» Task requirements
In the entries below, find every line with "надъ" and copy it.

Dataset records
········
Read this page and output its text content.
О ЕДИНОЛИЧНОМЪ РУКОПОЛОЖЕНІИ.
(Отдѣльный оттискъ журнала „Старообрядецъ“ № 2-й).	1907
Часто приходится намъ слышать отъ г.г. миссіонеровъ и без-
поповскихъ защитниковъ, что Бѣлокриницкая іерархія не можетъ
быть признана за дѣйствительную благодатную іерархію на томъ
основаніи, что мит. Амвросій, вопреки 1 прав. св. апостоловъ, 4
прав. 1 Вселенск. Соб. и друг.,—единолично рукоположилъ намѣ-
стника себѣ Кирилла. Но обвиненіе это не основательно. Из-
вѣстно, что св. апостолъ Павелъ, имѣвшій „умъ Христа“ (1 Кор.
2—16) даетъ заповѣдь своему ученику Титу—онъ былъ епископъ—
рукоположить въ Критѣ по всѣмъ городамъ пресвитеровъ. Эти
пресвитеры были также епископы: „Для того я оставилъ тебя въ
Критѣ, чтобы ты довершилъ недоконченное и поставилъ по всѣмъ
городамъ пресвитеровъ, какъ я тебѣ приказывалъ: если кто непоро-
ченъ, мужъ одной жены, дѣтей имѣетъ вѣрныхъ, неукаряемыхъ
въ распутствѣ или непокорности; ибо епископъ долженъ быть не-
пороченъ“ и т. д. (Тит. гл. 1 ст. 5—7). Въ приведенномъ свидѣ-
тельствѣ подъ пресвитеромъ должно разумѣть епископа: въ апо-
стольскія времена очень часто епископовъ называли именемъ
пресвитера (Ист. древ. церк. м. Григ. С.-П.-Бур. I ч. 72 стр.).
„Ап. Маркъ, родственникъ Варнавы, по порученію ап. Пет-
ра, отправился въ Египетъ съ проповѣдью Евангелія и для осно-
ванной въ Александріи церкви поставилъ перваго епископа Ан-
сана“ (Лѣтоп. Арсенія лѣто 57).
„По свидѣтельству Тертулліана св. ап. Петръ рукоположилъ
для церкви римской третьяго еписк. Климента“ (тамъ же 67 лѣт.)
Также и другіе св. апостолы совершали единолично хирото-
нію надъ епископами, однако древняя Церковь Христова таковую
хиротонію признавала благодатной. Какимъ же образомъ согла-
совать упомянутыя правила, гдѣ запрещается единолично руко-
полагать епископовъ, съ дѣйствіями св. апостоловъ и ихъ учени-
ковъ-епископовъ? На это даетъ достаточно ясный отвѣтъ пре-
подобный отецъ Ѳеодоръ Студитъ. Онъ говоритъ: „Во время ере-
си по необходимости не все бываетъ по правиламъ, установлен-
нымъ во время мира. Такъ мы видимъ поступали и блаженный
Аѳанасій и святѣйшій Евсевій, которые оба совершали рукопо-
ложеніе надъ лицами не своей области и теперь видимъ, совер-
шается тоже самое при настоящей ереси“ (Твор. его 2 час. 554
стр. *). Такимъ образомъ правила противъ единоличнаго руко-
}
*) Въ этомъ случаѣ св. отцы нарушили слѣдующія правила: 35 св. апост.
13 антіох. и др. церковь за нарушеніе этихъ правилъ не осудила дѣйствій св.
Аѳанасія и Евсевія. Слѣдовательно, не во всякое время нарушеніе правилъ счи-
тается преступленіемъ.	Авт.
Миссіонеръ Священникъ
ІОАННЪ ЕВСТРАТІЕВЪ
········
» Written reply
нію надъ епископами, однако древняя Церковь Христова таковую
ложеніе надъ лицами не своей области и теперь видимъ, совер-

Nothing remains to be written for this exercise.